(Figure dataset records)
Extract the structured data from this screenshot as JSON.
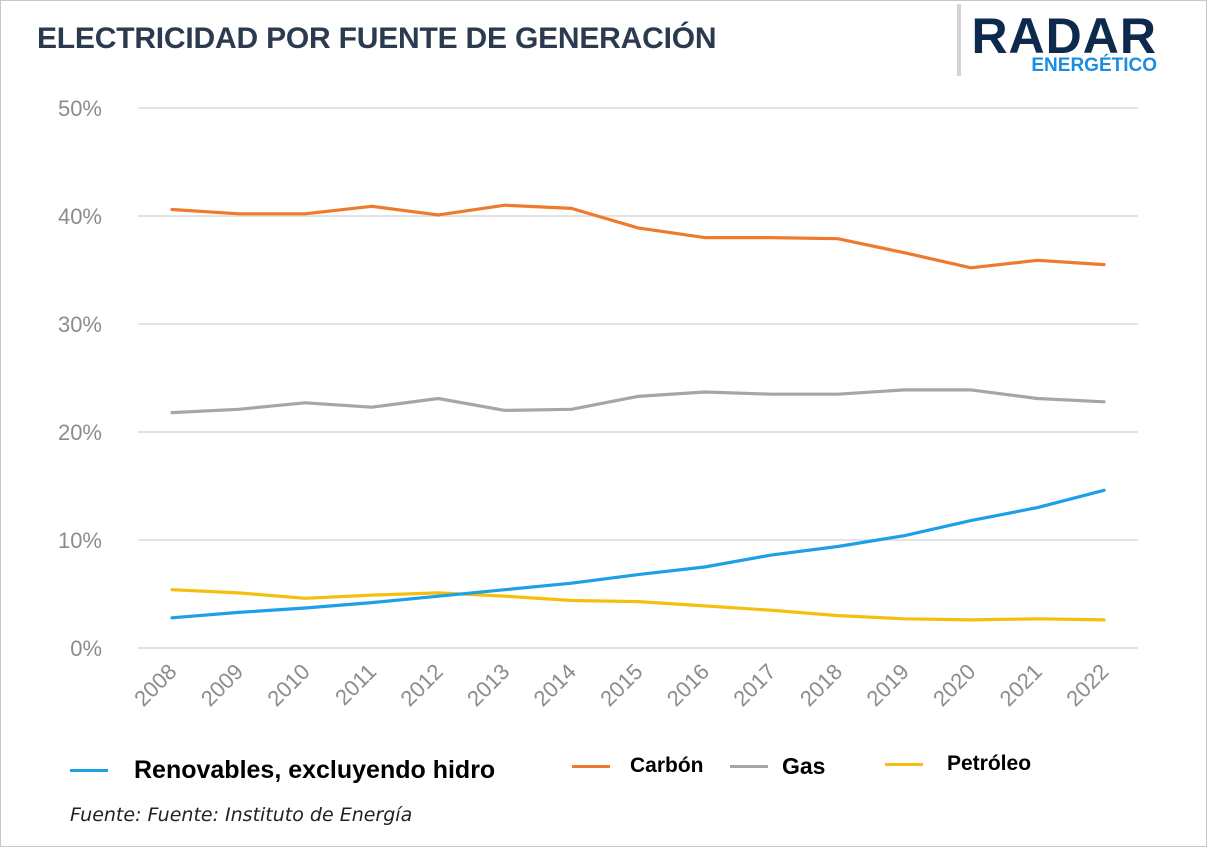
{
  "header": {
    "title": "ELECTRICIDAD POR FUENTE DE GENERACIÓN"
  },
  "logo": {
    "main": "RADAR",
    "sub": "ENERGÉTICO"
  },
  "colors": {
    "renewables": "#1ea0e6",
    "coal": "#ee7a2e",
    "gas": "#a6a6a6",
    "oil": "#f5bf10",
    "grid": "#e3e3e3",
    "tick": "#8c8c8c"
  },
  "chart_data": {
    "type": "line",
    "x": [
      "2008",
      "2009",
      "2010",
      "2011",
      "2012",
      "2013",
      "2014",
      "2015",
      "2016",
      "2017",
      "2018",
      "2019",
      "2020",
      "2021",
      "2022"
    ],
    "ylim": [
      0,
      50
    ],
    "yticks": [
      "0%",
      "10%",
      "20%",
      "30%",
      "40%",
      "50%"
    ],
    "grid": true,
    "legend_position": "bottom",
    "series": [
      {
        "name": "Renovables, excluyendo hidro",
        "color_key": "renewables",
        "values": [
          2.8,
          3.3,
          3.7,
          4.2,
          4.8,
          5.4,
          6.0,
          6.8,
          7.5,
          8.6,
          9.4,
          10.4,
          11.8,
          13.0,
          14.6
        ]
      },
      {
        "name": "Carbón",
        "color_key": "coal",
        "values": [
          40.6,
          40.2,
          40.2,
          40.9,
          40.1,
          41.0,
          40.7,
          38.9,
          38.0,
          38.0,
          37.9,
          36.6,
          35.2,
          35.9,
          35.5
        ]
      },
      {
        "name": "Gas",
        "color_key": "gas",
        "values": [
          21.8,
          22.1,
          22.7,
          22.3,
          23.1,
          22.0,
          22.1,
          23.3,
          23.7,
          23.5,
          23.5,
          23.9,
          23.9,
          23.1,
          22.8
        ]
      },
      {
        "name": "Petróleo",
        "color_key": "oil",
        "values": [
          5.4,
          5.1,
          4.6,
          4.9,
          5.1,
          4.8,
          4.4,
          4.3,
          3.9,
          3.5,
          3.0,
          2.7,
          2.6,
          2.7,
          2.6
        ]
      }
    ]
  },
  "source": "Fuente: Fuente: Instituto de Energía"
}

DO THIS>
Reproduce the material in its entirety and word for word, without the pictures.

CORRECT OUTPUT>
Extract the structured data from this screenshot as JSON.
{
  "header": {
    "title": "ELECTRICIDAD POR FUENTE DE GENERACIÓN"
  },
  "logo": {
    "main": "RADAR",
    "sub": "ENERGÉTICO"
  },
  "colors": {
    "renewables": "#1ea0e6",
    "coal": "#ee7a2e",
    "gas": "#a6a6a6",
    "oil": "#f5bf10",
    "grid": "#e3e3e3",
    "tick": "#8c8c8c"
  },
  "chart_data": {
    "type": "line",
    "x": [
      "2008",
      "2009",
      "2010",
      "2011",
      "2012",
      "2013",
      "2014",
      "2015",
      "2016",
      "2017",
      "2018",
      "2019",
      "2020",
      "2021",
      "2022"
    ],
    "ylim": [
      0,
      50
    ],
    "yticks": [
      "0%",
      "10%",
      "20%",
      "30%",
      "40%",
      "50%"
    ],
    "grid": true,
    "legend_position": "bottom",
    "series": [
      {
        "name": "Renovables, excluyendo hidro",
        "color_key": "renewables",
        "values": [
          2.8,
          3.3,
          3.7,
          4.2,
          4.8,
          5.4,
          6.0,
          6.8,
          7.5,
          8.6,
          9.4,
          10.4,
          11.8,
          13.0,
          14.6
        ]
      },
      {
        "name": "Carbón",
        "color_key": "coal",
        "values": [
          40.6,
          40.2,
          40.2,
          40.9,
          40.1,
          41.0,
          40.7,
          38.9,
          38.0,
          38.0,
          37.9,
          36.6,
          35.2,
          35.9,
          35.5
        ]
      },
      {
        "name": "Gas",
        "color_key": "gas",
        "values": [
          21.8,
          22.1,
          22.7,
          22.3,
          23.1,
          22.0,
          22.1,
          23.3,
          23.7,
          23.5,
          23.5,
          23.9,
          23.9,
          23.1,
          22.8
        ]
      },
      {
        "name": "Petróleo",
        "color_key": "oil",
        "values": [
          5.4,
          5.1,
          4.6,
          4.9,
          5.1,
          4.8,
          4.4,
          4.3,
          3.9,
          3.5,
          3.0,
          2.7,
          2.6,
          2.7,
          2.6
        ]
      }
    ]
  },
  "source": "Fuente: Fuente: Instituto de Energía"
}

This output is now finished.